[INSTRUCTION]
Reproduce every line of the records below without changes. Leave the pictures out.

Saved entries
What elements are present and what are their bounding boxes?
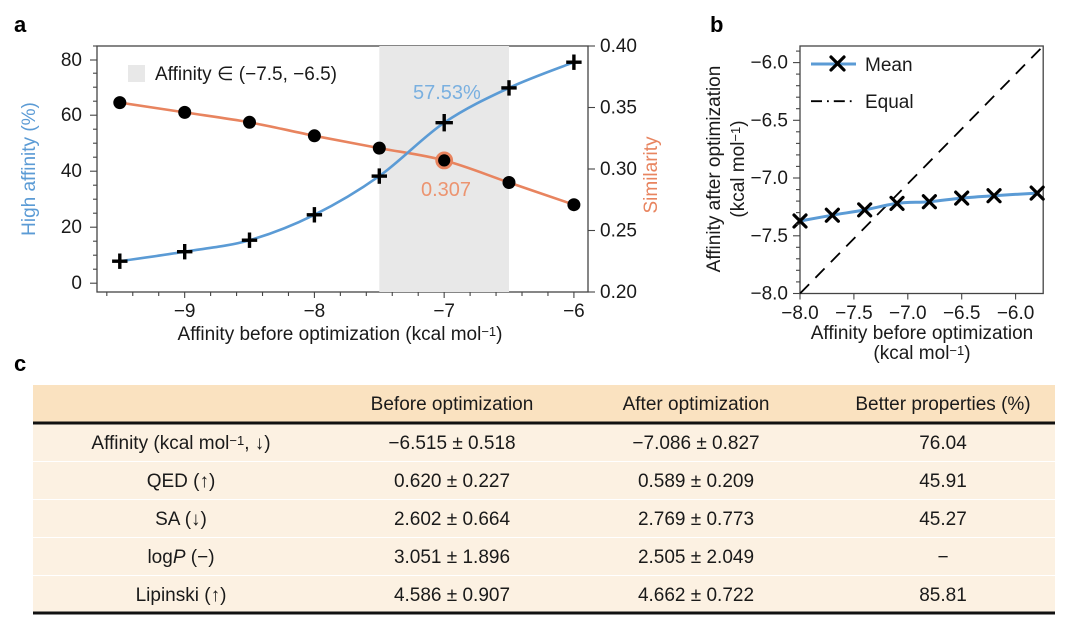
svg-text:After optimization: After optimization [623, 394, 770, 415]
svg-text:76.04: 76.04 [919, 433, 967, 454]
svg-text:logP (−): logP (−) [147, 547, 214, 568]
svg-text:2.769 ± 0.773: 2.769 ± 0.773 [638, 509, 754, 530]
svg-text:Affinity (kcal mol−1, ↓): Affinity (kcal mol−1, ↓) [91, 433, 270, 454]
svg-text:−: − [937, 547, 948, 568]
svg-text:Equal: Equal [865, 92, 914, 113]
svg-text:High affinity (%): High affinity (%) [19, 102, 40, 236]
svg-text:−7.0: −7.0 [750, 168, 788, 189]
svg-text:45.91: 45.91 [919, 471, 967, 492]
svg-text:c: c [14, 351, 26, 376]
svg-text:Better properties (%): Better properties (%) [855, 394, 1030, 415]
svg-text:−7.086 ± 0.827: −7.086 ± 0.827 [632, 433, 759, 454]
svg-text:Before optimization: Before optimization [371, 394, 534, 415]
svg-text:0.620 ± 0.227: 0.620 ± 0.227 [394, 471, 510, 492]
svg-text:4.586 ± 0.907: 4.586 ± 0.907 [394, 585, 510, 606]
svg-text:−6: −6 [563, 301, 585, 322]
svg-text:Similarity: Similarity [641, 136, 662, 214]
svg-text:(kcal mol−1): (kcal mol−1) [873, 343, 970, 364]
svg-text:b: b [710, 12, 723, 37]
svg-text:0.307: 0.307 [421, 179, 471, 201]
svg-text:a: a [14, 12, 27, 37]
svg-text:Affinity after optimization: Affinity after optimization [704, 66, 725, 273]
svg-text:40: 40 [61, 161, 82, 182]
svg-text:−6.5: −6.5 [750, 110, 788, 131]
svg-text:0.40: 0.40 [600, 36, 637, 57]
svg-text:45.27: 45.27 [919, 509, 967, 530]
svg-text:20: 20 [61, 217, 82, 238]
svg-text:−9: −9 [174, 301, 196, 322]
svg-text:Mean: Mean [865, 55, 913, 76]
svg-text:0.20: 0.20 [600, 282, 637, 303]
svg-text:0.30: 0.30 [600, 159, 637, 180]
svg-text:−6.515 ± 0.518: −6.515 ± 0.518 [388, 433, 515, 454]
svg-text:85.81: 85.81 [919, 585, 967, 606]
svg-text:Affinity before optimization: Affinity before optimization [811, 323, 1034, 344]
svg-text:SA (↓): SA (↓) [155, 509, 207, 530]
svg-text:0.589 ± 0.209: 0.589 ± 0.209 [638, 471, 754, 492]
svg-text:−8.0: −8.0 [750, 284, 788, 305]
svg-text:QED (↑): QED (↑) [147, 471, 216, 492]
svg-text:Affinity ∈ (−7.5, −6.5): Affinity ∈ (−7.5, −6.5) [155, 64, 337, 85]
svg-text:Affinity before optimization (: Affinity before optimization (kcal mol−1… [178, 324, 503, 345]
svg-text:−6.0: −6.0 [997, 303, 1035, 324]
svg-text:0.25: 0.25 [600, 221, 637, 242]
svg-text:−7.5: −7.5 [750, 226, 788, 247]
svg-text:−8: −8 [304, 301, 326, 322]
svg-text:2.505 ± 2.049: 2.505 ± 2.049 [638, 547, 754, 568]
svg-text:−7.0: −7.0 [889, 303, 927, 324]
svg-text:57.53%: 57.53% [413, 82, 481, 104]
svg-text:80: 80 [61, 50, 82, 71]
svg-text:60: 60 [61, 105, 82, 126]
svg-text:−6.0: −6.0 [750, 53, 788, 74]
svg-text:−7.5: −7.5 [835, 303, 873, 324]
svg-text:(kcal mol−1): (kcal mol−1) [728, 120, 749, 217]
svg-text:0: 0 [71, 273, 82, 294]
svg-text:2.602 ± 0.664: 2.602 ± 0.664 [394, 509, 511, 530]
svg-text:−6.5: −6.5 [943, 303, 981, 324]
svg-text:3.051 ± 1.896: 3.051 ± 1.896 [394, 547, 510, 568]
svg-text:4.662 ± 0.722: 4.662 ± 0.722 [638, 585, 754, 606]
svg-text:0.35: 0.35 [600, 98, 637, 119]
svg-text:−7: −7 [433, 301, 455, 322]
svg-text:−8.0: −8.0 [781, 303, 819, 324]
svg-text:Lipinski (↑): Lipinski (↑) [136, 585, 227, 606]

[THE OUTPUT]
What elements are present and what are their bounding boxes?
svg-text:After optimization: After optimization [623, 394, 770, 415]
svg-text:76.04: 76.04 [919, 433, 967, 454]
svg-text:logP (−): logP (−) [147, 547, 214, 568]
svg-text:2.769 ± 0.773: 2.769 ± 0.773 [638, 509, 754, 530]
svg-text:Affinity (kcal mol−1, ↓): Affinity (kcal mol−1, ↓) [91, 433, 270, 454]
svg-text:−: − [937, 547, 948, 568]
svg-text:Equal: Equal [865, 92, 914, 113]
svg-text:High affinity (%): High affinity (%) [19, 102, 40, 236]
svg-text:−7.0: −7.0 [750, 168, 788, 189]
svg-text:45.91: 45.91 [919, 471, 967, 492]
svg-text:c: c [14, 351, 26, 376]
svg-text:Better properties (%): Better properties (%) [855, 394, 1030, 415]
svg-text:−7.086 ± 0.827: −7.086 ± 0.827 [632, 433, 759, 454]
svg-text:Before optimization: Before optimization [371, 394, 534, 415]
svg-text:0.620 ± 0.227: 0.620 ± 0.227 [394, 471, 510, 492]
svg-text:4.586 ± 0.907: 4.586 ± 0.907 [394, 585, 510, 606]
svg-text:−6: −6 [563, 301, 585, 322]
svg-text:Similarity: Similarity [641, 136, 662, 214]
svg-text:(kcal mol−1): (kcal mol−1) [873, 343, 970, 364]
svg-text:b: b [710, 12, 723, 37]
svg-text:0.307: 0.307 [421, 179, 471, 201]
svg-text:a: a [14, 12, 27, 37]
svg-text:Affinity after optimization: Affinity after optimization [704, 66, 725, 273]
svg-text:40: 40 [61, 161, 82, 182]
svg-text:−6.5: −6.5 [750, 110, 788, 131]
svg-text:0.40: 0.40 [600, 36, 637, 57]
svg-text:45.27: 45.27 [919, 509, 967, 530]
svg-text:20: 20 [61, 217, 82, 238]
svg-text:−9: −9 [174, 301, 196, 322]
svg-text:Mean: Mean [865, 55, 913, 76]
svg-text:0.20: 0.20 [600, 282, 637, 303]
svg-text:0.30: 0.30 [600, 159, 637, 180]
svg-text:−6.515 ± 0.518: −6.515 ± 0.518 [388, 433, 515, 454]
svg-text:85.81: 85.81 [919, 585, 967, 606]
svg-text:Affinity before optimization: Affinity before optimization [811, 323, 1034, 344]
svg-text:SA (↓): SA (↓) [155, 509, 207, 530]
svg-text:0.589 ± 0.209: 0.589 ± 0.209 [638, 471, 754, 492]
svg-text:−8.0: −8.0 [750, 284, 788, 305]
svg-text:QED (↑): QED (↑) [147, 471, 216, 492]
svg-text:Affinity ∈ (−7.5, −6.5): Affinity ∈ (−7.5, −6.5) [155, 64, 337, 85]
svg-text:Affinity before optimization (: Affinity before optimization (kcal mol−1… [178, 324, 503, 345]
svg-text:−6.0: −6.0 [997, 303, 1035, 324]
svg-text:0.25: 0.25 [600, 221, 637, 242]
svg-text:−7.5: −7.5 [750, 226, 788, 247]
svg-text:−8: −8 [304, 301, 326, 322]
svg-text:2.505 ± 2.049: 2.505 ± 2.049 [638, 547, 754, 568]
svg-text:−7.0: −7.0 [889, 303, 927, 324]
svg-text:57.53%: 57.53% [413, 82, 481, 104]
svg-text:80: 80 [61, 50, 82, 71]
svg-text:60: 60 [61, 105, 82, 126]
svg-text:−6.0: −6.0 [750, 53, 788, 74]
svg-text:−7.5: −7.5 [835, 303, 873, 324]
svg-text:(kcal mol−1): (kcal mol−1) [728, 120, 749, 217]
svg-text:0: 0 [71, 273, 82, 294]
svg-text:2.602 ± 0.664: 2.602 ± 0.664 [394, 509, 511, 530]
svg-text:−6.5: −6.5 [943, 303, 981, 324]
svg-text:3.051 ± 1.896: 3.051 ± 1.896 [394, 547, 510, 568]
svg-text:4.662 ± 0.722: 4.662 ± 0.722 [638, 585, 754, 606]
svg-text:0.35: 0.35 [600, 98, 637, 119]
svg-text:−7: −7 [433, 301, 455, 322]
svg-text:−8.0: −8.0 [781, 303, 819, 324]
svg-text:Lipinski (↑): Lipinski (↑) [136, 585, 227, 606]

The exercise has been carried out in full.